### ITEMS:
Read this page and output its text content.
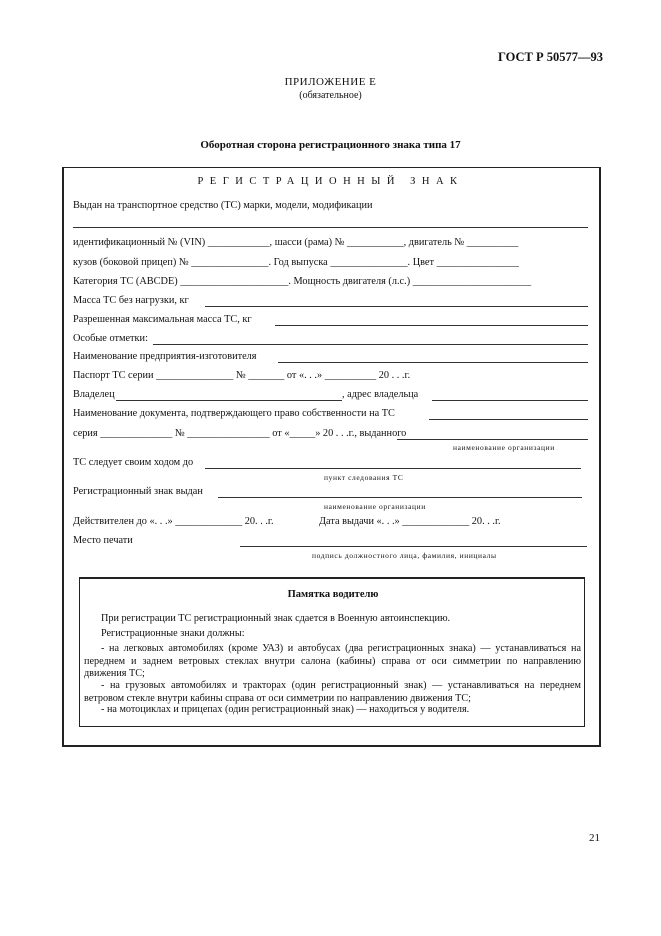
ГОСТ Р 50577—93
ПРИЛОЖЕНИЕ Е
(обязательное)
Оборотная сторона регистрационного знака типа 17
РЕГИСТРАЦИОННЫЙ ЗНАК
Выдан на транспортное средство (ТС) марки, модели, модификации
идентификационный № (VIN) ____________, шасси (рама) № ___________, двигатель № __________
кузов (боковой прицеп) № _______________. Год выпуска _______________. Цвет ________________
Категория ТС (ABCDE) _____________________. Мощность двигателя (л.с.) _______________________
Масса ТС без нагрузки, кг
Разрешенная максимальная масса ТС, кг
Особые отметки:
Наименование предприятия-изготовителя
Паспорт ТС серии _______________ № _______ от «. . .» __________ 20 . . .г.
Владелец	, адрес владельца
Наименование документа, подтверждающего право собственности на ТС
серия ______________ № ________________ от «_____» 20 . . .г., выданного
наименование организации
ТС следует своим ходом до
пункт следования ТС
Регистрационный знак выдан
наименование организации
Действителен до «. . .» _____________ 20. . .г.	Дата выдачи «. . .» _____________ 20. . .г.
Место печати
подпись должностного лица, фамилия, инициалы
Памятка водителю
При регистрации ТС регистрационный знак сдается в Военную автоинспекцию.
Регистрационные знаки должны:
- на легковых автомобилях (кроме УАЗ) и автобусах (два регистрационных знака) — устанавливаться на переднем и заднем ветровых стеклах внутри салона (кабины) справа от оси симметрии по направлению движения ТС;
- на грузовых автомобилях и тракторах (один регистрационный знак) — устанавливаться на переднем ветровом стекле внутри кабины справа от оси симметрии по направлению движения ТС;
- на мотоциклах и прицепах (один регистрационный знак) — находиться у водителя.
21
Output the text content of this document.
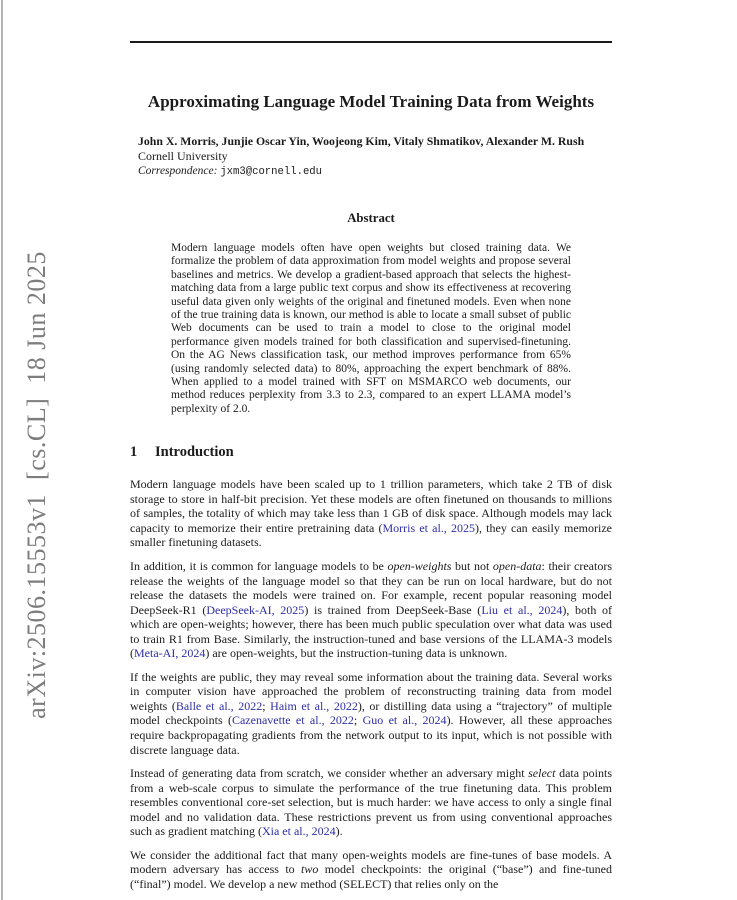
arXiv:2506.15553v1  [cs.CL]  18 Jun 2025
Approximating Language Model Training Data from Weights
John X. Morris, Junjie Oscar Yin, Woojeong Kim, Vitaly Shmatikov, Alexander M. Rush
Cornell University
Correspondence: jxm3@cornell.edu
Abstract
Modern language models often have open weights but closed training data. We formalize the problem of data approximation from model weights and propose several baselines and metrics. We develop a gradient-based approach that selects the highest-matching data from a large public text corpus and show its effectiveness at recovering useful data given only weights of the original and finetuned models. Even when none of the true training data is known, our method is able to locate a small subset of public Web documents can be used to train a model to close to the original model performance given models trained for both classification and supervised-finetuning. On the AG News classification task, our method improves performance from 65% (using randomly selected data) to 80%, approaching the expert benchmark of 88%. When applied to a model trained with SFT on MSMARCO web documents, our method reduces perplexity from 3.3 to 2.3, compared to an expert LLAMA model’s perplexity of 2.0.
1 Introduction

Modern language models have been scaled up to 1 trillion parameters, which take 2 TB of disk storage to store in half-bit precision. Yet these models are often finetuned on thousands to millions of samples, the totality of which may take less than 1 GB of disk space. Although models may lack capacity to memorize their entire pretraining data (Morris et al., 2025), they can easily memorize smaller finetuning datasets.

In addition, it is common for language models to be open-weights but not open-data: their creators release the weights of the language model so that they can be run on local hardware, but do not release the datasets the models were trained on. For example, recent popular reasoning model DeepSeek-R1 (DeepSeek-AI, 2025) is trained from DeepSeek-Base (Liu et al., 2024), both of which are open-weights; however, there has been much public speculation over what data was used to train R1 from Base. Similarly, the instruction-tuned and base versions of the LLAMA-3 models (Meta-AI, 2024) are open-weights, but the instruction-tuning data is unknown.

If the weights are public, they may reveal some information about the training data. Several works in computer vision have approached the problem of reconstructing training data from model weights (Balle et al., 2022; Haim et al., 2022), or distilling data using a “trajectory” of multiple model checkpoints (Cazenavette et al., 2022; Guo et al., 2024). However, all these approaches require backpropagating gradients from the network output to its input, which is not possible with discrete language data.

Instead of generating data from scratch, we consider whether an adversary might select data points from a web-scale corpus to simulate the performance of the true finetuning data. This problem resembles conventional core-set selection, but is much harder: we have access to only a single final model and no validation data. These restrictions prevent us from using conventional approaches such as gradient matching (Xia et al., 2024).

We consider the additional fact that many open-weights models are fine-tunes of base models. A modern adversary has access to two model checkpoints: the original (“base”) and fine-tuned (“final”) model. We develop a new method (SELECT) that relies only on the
---
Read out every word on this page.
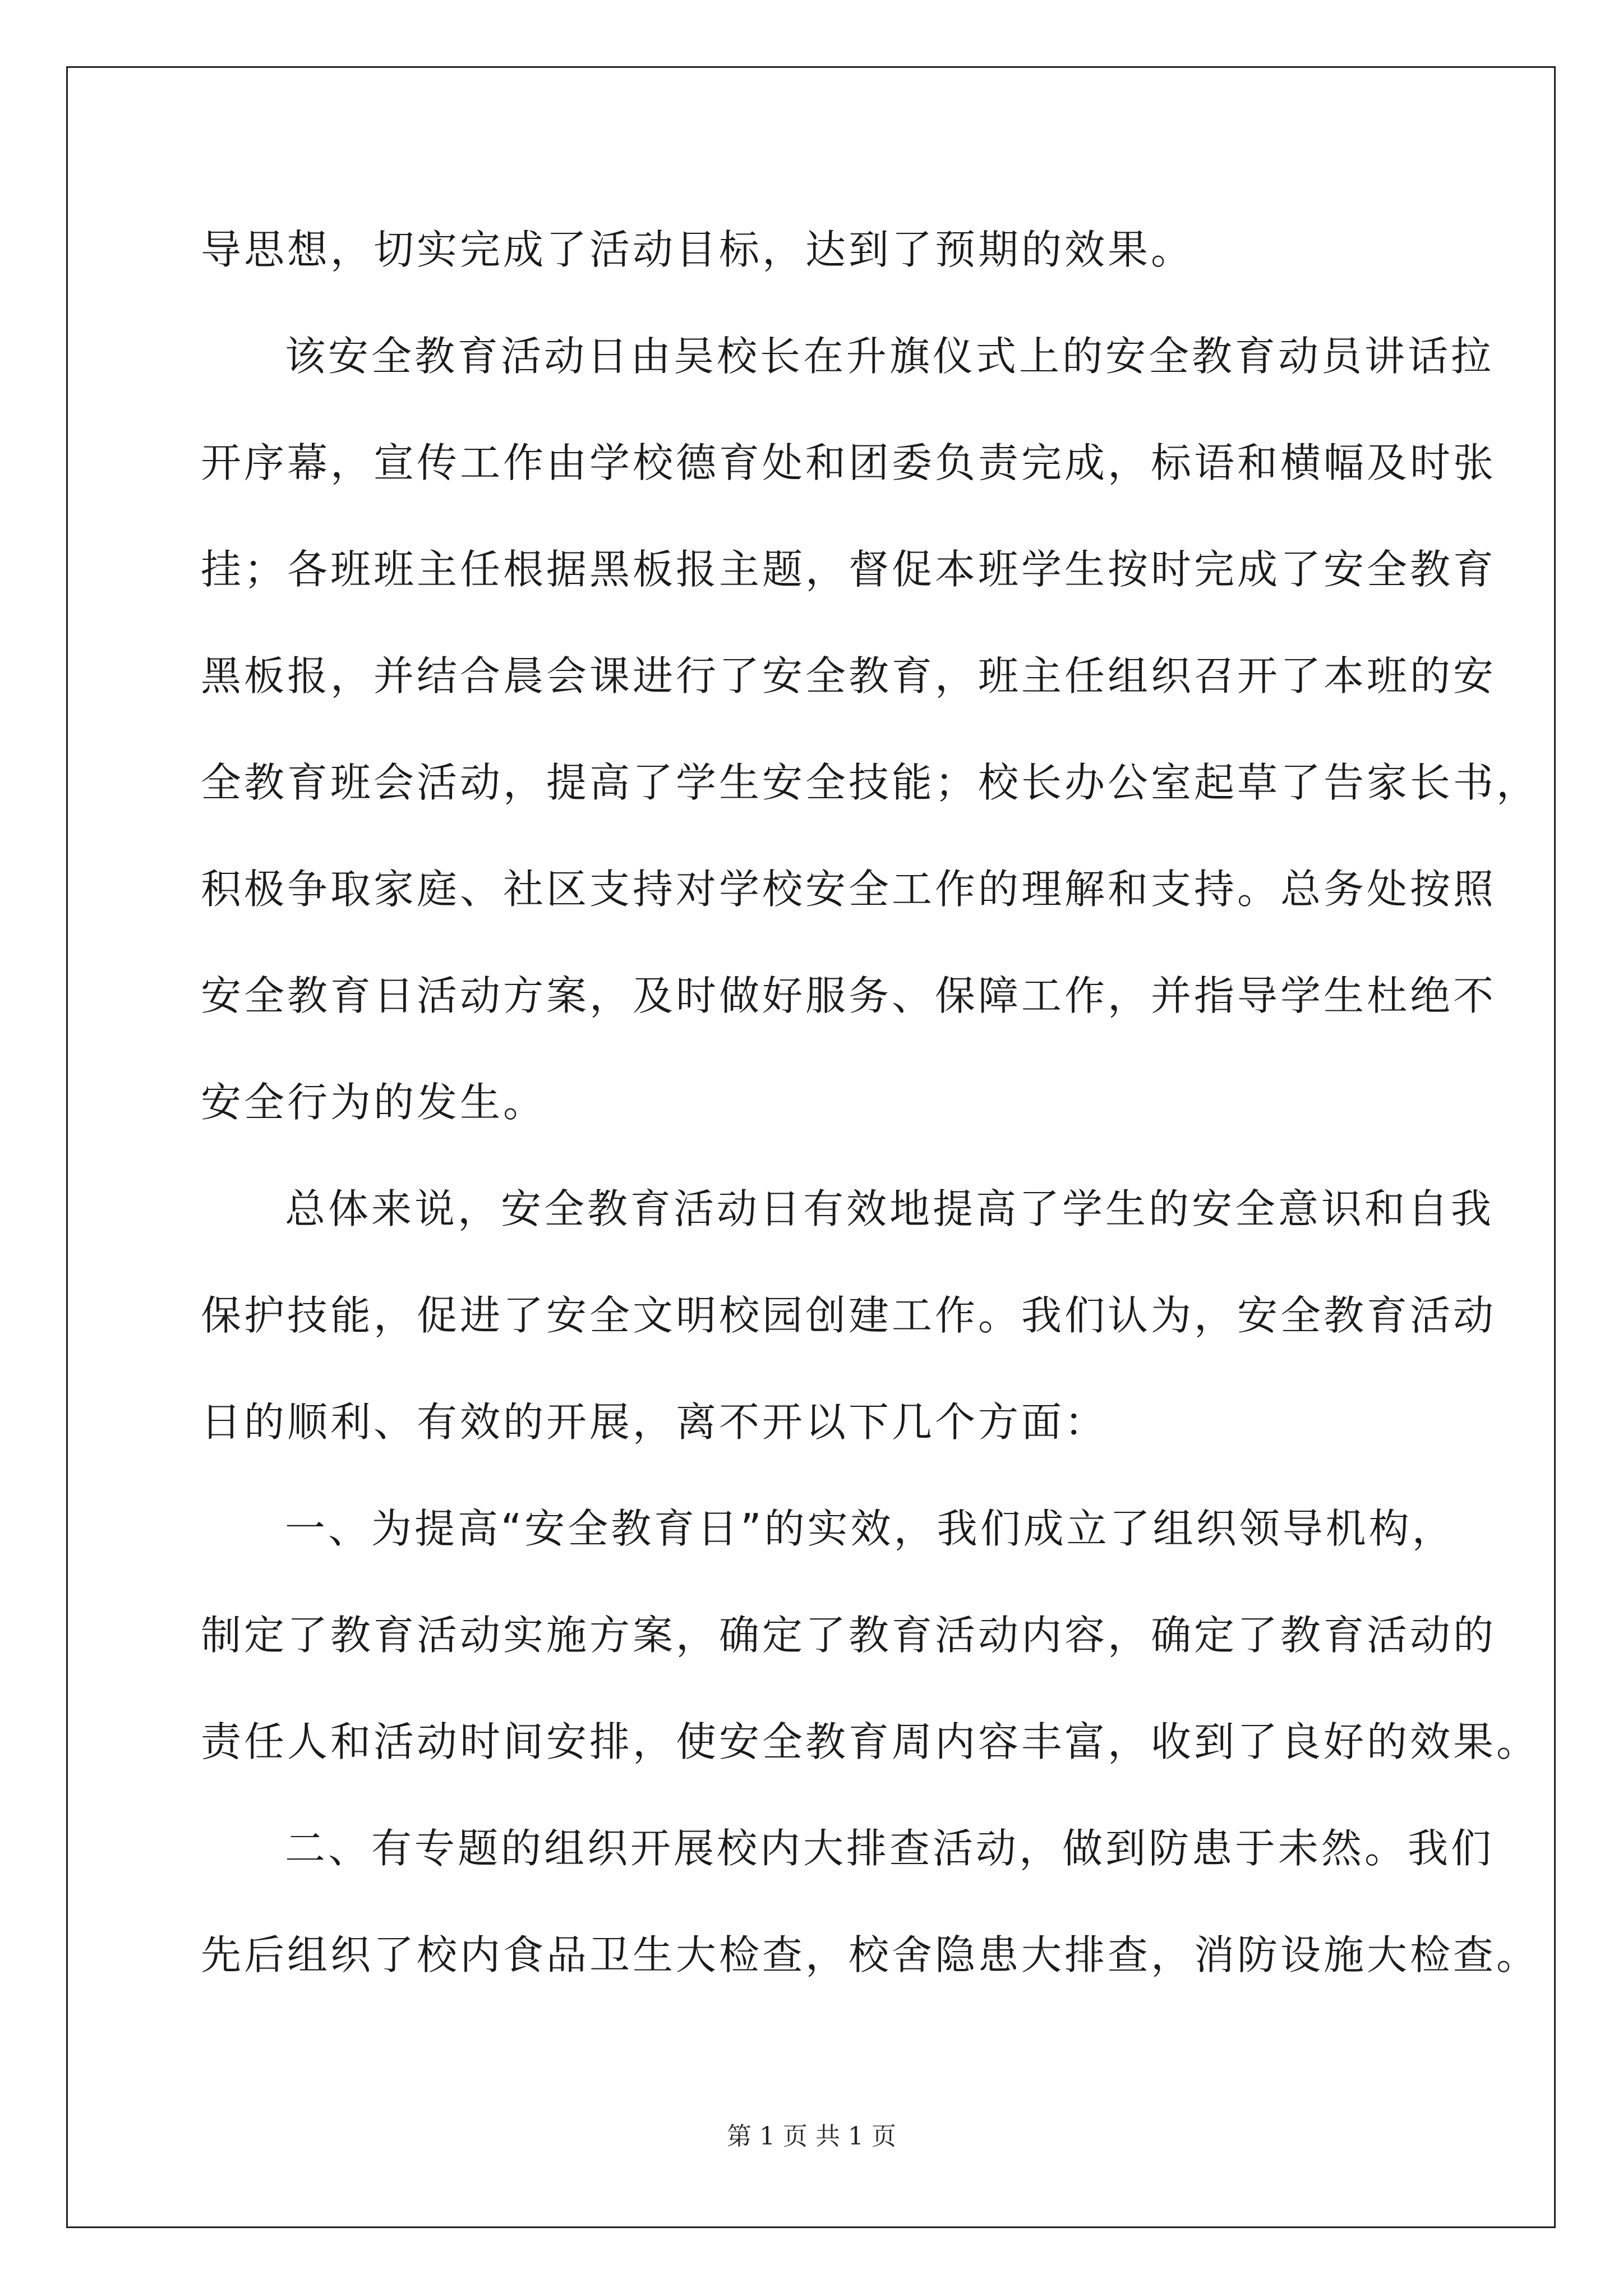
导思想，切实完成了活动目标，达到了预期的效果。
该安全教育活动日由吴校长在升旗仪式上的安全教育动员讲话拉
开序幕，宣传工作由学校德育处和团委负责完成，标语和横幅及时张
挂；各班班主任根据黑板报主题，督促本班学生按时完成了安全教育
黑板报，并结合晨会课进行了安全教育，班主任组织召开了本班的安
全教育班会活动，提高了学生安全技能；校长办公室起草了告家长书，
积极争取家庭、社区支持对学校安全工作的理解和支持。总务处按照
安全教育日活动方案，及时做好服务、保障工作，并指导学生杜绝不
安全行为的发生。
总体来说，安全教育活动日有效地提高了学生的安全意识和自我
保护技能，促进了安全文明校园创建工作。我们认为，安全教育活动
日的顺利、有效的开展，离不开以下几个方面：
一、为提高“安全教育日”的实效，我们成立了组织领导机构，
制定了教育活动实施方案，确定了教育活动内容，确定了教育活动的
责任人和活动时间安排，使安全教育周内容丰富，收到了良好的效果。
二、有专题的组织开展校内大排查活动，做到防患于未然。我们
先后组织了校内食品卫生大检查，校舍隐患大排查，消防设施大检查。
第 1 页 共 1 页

### EXERCISE TASK:
Return only the number of lines in the entries that contain the string "corpus".

### RESPONSE TO THE TASK:
2